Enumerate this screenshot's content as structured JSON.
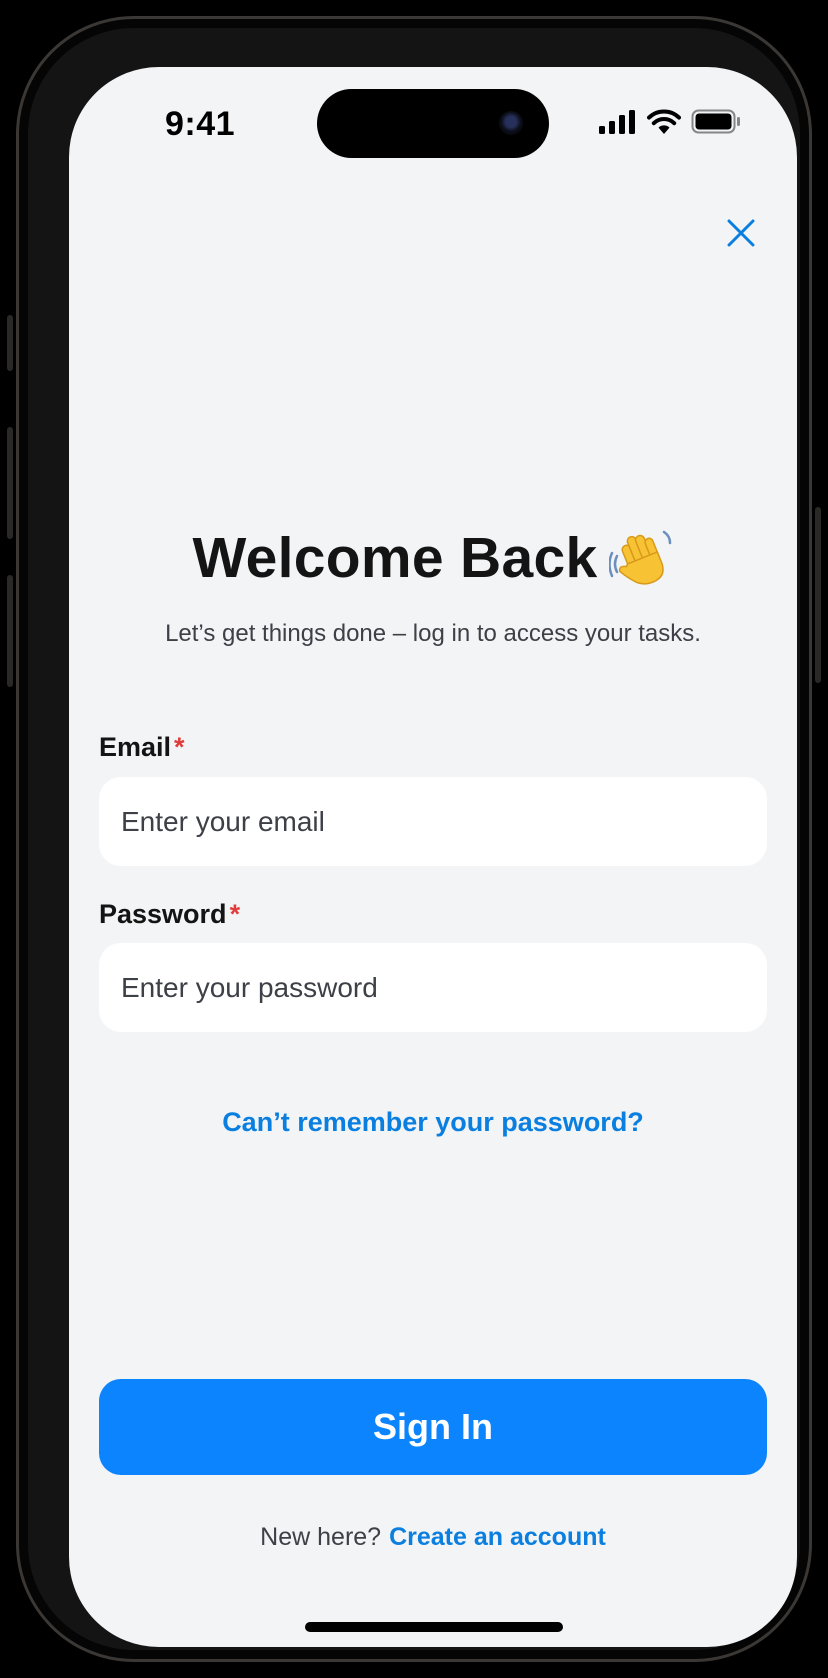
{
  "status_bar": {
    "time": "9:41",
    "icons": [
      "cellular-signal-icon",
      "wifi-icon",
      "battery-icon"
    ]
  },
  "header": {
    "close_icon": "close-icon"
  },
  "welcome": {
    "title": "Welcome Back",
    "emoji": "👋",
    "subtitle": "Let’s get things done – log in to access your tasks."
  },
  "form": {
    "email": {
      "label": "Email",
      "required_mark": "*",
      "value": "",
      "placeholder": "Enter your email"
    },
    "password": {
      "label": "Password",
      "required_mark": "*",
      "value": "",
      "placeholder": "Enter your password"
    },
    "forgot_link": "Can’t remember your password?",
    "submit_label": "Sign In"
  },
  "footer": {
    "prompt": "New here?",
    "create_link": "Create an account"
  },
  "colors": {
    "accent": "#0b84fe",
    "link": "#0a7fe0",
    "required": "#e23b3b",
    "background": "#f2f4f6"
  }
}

_ _ _ _

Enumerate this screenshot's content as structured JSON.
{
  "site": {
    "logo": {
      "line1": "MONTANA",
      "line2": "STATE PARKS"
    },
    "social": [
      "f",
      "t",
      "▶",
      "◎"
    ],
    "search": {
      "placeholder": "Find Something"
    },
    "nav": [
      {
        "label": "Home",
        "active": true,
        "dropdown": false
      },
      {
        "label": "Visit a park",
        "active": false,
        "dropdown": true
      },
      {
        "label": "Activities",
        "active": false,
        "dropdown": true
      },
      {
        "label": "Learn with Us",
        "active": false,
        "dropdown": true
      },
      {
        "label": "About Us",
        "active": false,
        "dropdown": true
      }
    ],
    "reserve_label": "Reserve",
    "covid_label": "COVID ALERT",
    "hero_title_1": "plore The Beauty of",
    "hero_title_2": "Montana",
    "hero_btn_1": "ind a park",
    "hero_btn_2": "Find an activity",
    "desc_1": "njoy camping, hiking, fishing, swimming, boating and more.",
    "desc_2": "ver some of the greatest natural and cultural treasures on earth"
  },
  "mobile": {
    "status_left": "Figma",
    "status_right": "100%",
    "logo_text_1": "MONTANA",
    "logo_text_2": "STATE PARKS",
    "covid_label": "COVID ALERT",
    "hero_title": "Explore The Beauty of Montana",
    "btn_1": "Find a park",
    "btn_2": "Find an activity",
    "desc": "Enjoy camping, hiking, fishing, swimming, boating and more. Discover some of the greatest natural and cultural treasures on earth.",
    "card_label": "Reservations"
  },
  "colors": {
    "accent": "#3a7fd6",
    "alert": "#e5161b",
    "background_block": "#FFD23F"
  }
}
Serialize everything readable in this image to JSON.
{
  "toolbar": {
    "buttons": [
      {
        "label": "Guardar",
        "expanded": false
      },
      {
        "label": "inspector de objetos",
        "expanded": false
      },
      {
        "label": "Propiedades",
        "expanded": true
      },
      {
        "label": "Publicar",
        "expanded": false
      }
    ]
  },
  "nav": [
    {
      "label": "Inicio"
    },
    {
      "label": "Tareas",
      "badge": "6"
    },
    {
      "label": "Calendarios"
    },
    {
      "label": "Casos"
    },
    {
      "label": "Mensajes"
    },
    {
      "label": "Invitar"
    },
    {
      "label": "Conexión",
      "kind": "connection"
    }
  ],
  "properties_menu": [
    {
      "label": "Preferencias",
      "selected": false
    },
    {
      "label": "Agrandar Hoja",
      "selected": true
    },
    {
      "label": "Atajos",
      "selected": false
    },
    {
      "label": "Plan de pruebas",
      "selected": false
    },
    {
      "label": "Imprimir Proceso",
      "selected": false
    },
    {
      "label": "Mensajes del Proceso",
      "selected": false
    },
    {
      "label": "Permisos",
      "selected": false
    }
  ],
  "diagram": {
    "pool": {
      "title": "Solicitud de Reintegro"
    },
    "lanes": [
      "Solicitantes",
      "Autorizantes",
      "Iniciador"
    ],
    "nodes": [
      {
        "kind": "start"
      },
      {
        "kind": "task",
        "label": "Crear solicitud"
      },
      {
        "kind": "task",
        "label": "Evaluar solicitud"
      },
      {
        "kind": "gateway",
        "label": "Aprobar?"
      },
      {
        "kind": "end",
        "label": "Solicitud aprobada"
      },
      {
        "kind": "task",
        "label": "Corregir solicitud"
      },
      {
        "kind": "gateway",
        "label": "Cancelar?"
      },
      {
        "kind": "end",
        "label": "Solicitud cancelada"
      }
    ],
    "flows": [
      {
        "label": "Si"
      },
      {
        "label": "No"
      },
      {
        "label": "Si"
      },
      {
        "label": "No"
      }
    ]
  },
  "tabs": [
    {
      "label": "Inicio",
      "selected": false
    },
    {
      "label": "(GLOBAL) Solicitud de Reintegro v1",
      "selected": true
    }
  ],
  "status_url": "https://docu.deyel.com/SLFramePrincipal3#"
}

_ _ _ _

From the entries above, select each line containing the string "PARKS".

      "line2": "STATE PARKS"
    "logo_text_2": "STATE PARKS",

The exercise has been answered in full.